[Dataset rows about figures]
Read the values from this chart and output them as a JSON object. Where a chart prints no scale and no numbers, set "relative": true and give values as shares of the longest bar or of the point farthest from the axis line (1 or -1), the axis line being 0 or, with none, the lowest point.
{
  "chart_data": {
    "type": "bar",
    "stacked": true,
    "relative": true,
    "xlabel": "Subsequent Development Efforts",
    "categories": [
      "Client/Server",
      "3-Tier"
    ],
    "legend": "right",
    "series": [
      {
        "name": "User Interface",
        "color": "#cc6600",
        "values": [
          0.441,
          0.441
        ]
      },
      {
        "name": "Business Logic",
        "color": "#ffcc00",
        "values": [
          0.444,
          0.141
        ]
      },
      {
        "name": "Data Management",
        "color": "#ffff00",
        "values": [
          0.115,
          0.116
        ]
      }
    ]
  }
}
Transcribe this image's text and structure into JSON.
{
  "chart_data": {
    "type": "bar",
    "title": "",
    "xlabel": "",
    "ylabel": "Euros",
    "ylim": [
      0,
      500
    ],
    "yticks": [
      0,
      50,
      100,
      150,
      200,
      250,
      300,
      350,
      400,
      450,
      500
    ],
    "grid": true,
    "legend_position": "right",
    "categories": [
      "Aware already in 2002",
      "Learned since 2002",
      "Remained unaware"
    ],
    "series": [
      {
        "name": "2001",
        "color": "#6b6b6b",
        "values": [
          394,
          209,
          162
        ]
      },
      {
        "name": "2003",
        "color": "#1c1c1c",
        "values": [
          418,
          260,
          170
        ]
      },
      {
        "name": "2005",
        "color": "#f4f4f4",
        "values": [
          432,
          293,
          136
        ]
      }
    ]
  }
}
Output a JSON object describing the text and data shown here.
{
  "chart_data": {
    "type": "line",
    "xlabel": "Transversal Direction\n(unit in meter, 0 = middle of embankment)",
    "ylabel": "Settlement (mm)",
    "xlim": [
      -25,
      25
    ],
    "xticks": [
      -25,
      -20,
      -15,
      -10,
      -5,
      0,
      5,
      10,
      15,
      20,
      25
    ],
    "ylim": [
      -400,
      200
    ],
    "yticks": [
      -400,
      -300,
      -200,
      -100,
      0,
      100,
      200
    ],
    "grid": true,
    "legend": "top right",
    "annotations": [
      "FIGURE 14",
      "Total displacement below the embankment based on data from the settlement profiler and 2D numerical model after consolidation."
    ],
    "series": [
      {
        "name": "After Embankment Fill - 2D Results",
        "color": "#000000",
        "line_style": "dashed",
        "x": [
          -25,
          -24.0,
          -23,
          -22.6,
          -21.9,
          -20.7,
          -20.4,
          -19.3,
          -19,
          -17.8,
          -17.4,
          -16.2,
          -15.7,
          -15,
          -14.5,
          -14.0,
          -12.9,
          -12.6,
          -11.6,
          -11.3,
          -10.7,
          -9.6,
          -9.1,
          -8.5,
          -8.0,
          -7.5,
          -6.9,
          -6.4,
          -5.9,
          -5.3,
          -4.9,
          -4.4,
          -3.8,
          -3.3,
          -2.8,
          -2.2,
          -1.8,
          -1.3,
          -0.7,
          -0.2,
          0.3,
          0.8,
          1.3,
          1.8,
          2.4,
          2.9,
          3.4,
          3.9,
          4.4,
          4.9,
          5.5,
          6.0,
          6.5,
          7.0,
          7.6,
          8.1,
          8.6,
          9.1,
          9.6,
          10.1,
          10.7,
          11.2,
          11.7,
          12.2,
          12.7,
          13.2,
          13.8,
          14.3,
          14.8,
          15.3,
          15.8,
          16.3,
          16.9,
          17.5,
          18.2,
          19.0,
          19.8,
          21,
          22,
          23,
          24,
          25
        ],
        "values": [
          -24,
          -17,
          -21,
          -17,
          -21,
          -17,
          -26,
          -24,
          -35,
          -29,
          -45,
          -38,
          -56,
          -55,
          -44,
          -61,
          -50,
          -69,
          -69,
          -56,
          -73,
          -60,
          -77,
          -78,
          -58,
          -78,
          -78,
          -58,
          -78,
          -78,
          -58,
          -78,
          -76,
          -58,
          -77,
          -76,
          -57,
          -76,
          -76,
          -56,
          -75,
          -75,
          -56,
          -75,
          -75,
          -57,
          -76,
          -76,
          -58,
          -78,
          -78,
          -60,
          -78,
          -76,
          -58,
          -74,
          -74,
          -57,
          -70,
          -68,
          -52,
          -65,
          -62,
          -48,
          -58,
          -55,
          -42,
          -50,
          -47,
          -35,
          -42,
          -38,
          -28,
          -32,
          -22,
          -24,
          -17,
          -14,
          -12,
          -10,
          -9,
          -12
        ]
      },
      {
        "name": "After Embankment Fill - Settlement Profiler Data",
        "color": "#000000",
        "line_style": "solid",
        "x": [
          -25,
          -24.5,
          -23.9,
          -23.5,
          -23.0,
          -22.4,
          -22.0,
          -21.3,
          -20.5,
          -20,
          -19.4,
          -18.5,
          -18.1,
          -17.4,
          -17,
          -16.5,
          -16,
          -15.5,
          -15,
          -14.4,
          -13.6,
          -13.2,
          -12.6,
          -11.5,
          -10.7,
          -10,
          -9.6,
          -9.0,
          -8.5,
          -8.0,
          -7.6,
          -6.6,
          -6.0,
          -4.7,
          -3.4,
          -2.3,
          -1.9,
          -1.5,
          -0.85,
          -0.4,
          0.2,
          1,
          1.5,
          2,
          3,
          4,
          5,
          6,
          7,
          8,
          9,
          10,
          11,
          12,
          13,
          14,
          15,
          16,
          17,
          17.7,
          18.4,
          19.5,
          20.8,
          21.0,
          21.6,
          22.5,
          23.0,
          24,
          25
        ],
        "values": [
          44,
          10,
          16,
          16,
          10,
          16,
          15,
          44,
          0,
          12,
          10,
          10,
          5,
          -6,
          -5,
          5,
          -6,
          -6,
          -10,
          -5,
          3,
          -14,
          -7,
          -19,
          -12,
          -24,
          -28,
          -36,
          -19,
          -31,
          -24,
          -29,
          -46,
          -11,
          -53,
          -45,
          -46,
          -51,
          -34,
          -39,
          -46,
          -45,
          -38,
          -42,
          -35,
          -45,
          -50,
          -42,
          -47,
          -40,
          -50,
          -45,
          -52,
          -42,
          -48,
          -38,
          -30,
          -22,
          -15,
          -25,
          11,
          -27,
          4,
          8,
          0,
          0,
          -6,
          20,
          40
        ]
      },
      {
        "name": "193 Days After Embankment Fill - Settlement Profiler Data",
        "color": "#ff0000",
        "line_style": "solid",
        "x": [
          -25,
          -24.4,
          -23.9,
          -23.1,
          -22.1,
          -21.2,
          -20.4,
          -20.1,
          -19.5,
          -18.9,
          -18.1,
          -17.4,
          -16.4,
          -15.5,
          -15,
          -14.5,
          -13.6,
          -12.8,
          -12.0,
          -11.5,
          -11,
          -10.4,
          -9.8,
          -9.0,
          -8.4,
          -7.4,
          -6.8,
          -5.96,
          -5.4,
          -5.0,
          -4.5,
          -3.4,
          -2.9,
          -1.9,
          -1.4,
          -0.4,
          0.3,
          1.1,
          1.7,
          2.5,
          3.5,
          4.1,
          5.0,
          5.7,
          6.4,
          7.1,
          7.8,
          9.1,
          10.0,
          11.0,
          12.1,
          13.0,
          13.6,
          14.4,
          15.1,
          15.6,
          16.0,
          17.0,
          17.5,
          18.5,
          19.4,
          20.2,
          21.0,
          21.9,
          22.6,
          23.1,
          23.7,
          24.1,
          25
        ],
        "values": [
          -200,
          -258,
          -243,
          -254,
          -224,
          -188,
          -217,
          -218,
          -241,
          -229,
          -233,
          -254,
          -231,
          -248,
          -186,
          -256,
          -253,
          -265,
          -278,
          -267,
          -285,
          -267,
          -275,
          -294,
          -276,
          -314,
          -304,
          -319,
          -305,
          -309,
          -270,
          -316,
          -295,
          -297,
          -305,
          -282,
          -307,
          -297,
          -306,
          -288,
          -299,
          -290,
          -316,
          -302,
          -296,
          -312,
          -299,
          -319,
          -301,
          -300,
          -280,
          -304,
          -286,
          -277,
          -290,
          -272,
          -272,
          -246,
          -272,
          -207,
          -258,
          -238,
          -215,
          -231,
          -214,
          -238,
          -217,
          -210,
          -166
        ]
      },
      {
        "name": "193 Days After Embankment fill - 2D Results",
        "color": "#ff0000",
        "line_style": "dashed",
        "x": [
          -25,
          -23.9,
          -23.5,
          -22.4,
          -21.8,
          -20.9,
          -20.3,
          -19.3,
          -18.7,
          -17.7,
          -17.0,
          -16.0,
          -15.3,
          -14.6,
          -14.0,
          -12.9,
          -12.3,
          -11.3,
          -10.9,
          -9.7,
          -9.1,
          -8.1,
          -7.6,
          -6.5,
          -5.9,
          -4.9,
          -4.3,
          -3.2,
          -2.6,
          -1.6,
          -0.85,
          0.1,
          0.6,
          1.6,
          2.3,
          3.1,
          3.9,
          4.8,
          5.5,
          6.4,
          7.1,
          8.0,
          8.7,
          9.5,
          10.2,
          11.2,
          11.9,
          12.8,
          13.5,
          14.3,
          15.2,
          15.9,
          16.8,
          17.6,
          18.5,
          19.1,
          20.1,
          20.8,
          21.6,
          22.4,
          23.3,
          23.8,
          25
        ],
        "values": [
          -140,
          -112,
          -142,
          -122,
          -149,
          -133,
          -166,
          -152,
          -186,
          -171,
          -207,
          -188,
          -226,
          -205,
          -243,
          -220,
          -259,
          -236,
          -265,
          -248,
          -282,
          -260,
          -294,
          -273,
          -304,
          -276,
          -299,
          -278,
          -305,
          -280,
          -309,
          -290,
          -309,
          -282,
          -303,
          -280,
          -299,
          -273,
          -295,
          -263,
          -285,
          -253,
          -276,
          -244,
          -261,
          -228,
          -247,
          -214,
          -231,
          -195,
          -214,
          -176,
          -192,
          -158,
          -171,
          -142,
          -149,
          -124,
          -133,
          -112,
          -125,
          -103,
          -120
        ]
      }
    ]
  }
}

GIVEN PROBLEM
Give the number of lines above that hold the word "xlabel", and nothing more.

RESPONSE TO THIS EXERCISE
3